● **Exercise**: Print all of the entries exactly, minus the pictures.

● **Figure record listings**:
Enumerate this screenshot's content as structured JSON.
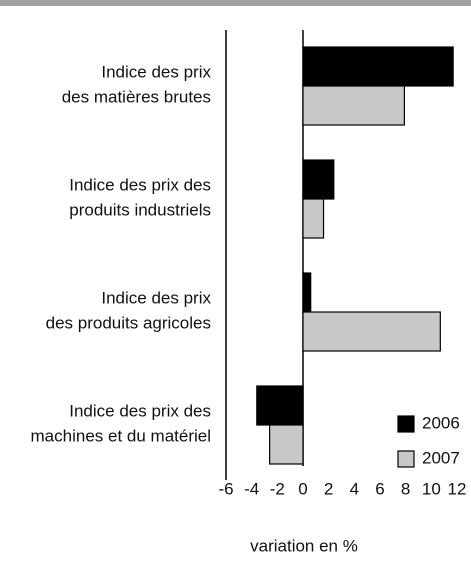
{
  "chart_data": {
    "type": "hbar",
    "categories": [
      "Indice des prix\ndes matières brutes",
      "Indice des prix des\nproduits industriels",
      "Indice des prix\ndes produits agricoles",
      "Indice des prix des\nmachines et du matériel"
    ],
    "series": [
      {
        "name": "2006",
        "color": "#000000",
        "values": [
          11.7,
          2.4,
          0.6,
          -3.6
        ]
      },
      {
        "name": "2007",
        "color": "#c8c8c8",
        "values": [
          7.9,
          1.6,
          10.7,
          -2.6
        ]
      }
    ],
    "xlim": [
      -6,
      12
    ],
    "xticks": [
      -6,
      -4,
      -2,
      0,
      2,
      4,
      6,
      8,
      10,
      12
    ],
    "xlabel": "variation en %",
    "legend": "lower right"
  }
}
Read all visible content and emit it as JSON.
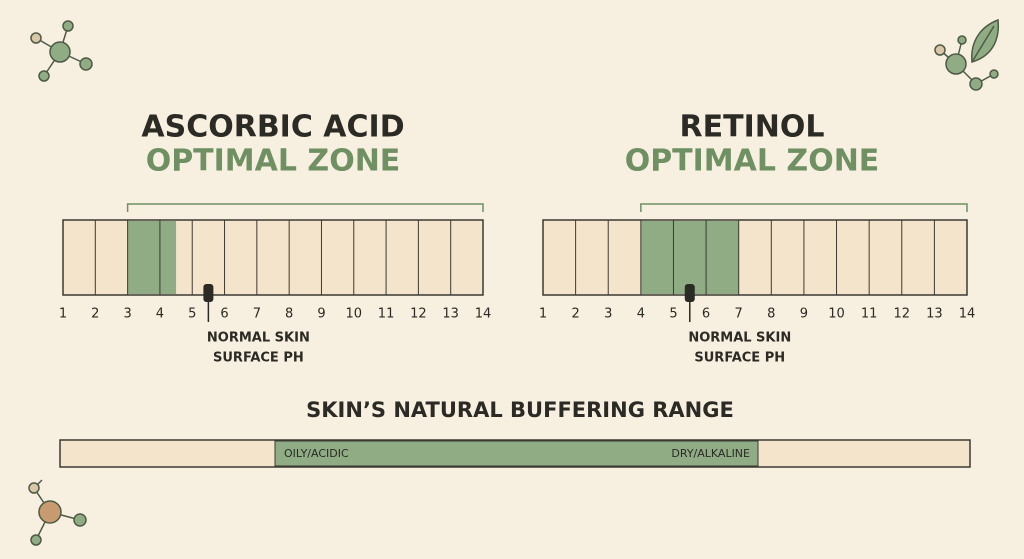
{
  "panels": [
    {
      "title": "ASCORBIC ACID",
      "subtitle": "OPTIMAL ZONE",
      "range": [
        1,
        14
      ],
      "ticks": [
        1,
        2,
        3,
        4,
        5,
        6,
        7,
        8,
        9,
        10,
        11,
        12,
        13,
        14
      ],
      "zone": [
        3,
        4.5
      ],
      "marker": 5.5,
      "marker_label": [
        "NORMAL SKIN",
        "SURFACE PH"
      ]
    },
    {
      "title": "RETINOL",
      "subtitle": "OPTIMAL ZONE",
      "range": [
        1,
        14
      ],
      "ticks": [
        1,
        2,
        3,
        4,
        5,
        6,
        7,
        8,
        9,
        10,
        11,
        12,
        13,
        14
      ],
      "zone": [
        4,
        7
      ],
      "marker": 5.5,
      "marker_label": [
        "NORMAL SKIN",
        "SURFACE PH"
      ]
    }
  ],
  "buffer": {
    "title": "SKIN’S NATURAL BUFFERING RANGE",
    "left_label": "OILY/ACIDIC",
    "right_label": "DRY/ALKALINE"
  }
}
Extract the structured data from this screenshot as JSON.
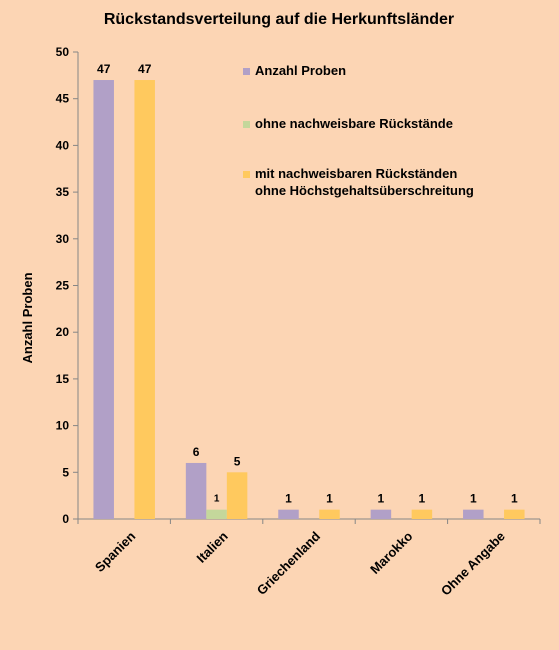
{
  "chart_data": {
    "type": "bar",
    "title": "Rückstandsverteilung auf die Herkunftsländer",
    "ylabel": "Anzahl Proben",
    "xlabel": "",
    "ylim": [
      0,
      50
    ],
    "yticks": [
      0,
      5,
      10,
      15,
      20,
      25,
      30,
      35,
      40,
      45,
      50
    ],
    "grid": false,
    "legend_position": "top-right",
    "categories": [
      "Spanien",
      "Italien",
      "Griechenland",
      "Marokko",
      "Ohne Angabe"
    ],
    "series": [
      {
        "name": "Anzahl Proben",
        "values": [
          47,
          6,
          1,
          1,
          1
        ],
        "color": "#b1a0c7"
      },
      {
        "name": "ohne nachweisbare Rückstände",
        "values": [
          0,
          1,
          0,
          0,
          0
        ],
        "color": "#c4d79b"
      },
      {
        "name": "mit nachweisbaren Rückständen\nohne Höchstgehaltsüberschreitung",
        "values": [
          47,
          5,
          1,
          1,
          1
        ],
        "color": "#ffc95e"
      }
    ],
    "background_color": "#fcd5b4"
  }
}
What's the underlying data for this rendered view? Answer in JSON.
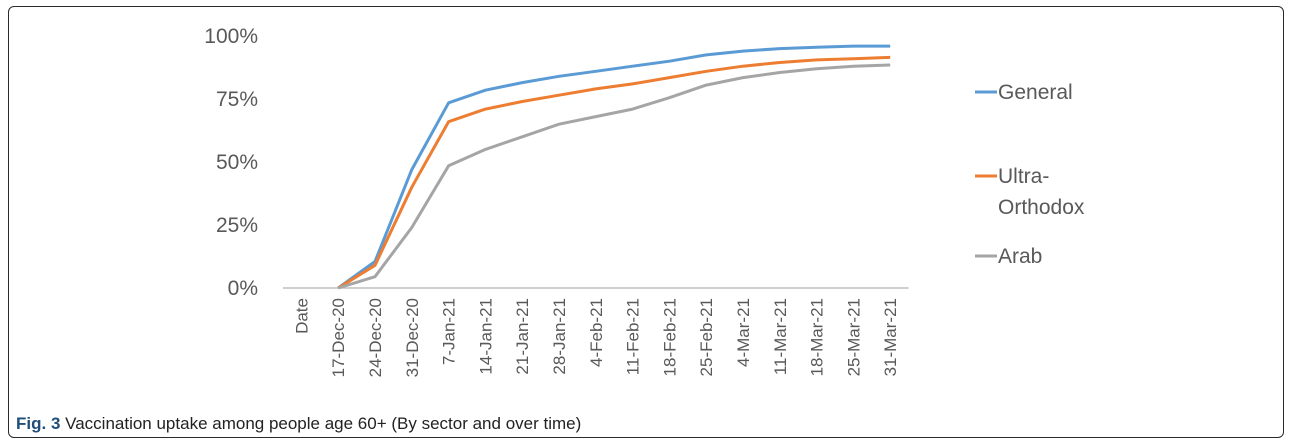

● **Result of the exercise**:
Enumerate this screenshot's content as structured JSON.
{
  "chart_data": {
    "type": "hbar",
    "categories": [
      "Indice des prix\ndes matières brutes",
      "Indice des prix des\nproduits industriels",
      "Indice des prix\ndes produits agricoles",
      "Indice des prix des\nmachines et du matériel"
    ],
    "series": [
      {
        "name": "2006",
        "color": "#000000",
        "values": [
          11.7,
          2.4,
          0.6,
          -3.6
        ]
      },
      {
        "name": "2007",
        "color": "#c8c8c8",
        "values": [
          7.9,
          1.6,
          10.7,
          -2.6
        ]
      }
    ],
    "xlim": [
      -6,
      12
    ],
    "xticks": [
      -6,
      -4,
      -2,
      0,
      2,
      4,
      6,
      8,
      10,
      12
    ],
    "xlabel": "variation en %",
    "legend": "lower right"
  }
}
Read all visible content and emit it as JSON.
{
  "panels": [
    {
      "title": "ASCORBIC ACID",
      "subtitle": "OPTIMAL ZONE",
      "range": [
        1,
        14
      ],
      "ticks": [
        1,
        2,
        3,
        4,
        5,
        6,
        7,
        8,
        9,
        10,
        11,
        12,
        13,
        14
      ],
      "zone": [
        3,
        4.5
      ],
      "marker": 5.5,
      "marker_label": [
        "NORMAL SKIN",
        "SURFACE PH"
      ]
    },
    {
      "title": "RETINOL",
      "subtitle": "OPTIMAL ZONE",
      "range": [
        1,
        14
      ],
      "ticks": [
        1,
        2,
        3,
        4,
        5,
        6,
        7,
        8,
        9,
        10,
        11,
        12,
        13,
        14
      ],
      "zone": [
        4,
        7
      ],
      "marker": 5.5,
      "marker_label": [
        "NORMAL SKIN",
        "SURFACE PH"
      ]
    }
  ],
  "buffer": {
    "title": "SKIN’S NATURAL BUFFERING RANGE",
    "left_label": "OILY/ACIDIC",
    "right_label": "DRY/ALKALINE"
  }
}
Extract the structured data from this screenshot as JSON.
{
  "chart_data": {
    "type": "bar",
    "title": "Rückstandsverteilung auf die Herkunftsländer",
    "ylabel": "Anzahl Proben",
    "xlabel": "",
    "ylim": [
      0,
      50
    ],
    "yticks": [
      0,
      5,
      10,
      15,
      20,
      25,
      30,
      35,
      40,
      45,
      50
    ],
    "grid": false,
    "legend_position": "top-right",
    "categories": [
      "Spanien",
      "Italien",
      "Griechenland",
      "Marokko",
      "Ohne Angabe"
    ],
    "series": [
      {
        "name": "Anzahl Proben",
        "values": [
          47,
          6,
          1,
          1,
          1
        ],
        "color": "#b1a0c7"
      },
      {
        "name": "ohne nachweisbare Rückstände",
        "values": [
          0,
          1,
          0,
          0,
          0
        ],
        "color": "#c4d79b"
      },
      {
        "name": "mit nachweisbaren Rückständen\nohne Höchstgehaltsüberschreitung",
        "values": [
          47,
          5,
          1,
          1,
          1
        ],
        "color": "#ffc95e"
      }
    ],
    "background_color": "#fcd5b4"
  }
}
What's the underlying data for this rendered view? Answer in JSON.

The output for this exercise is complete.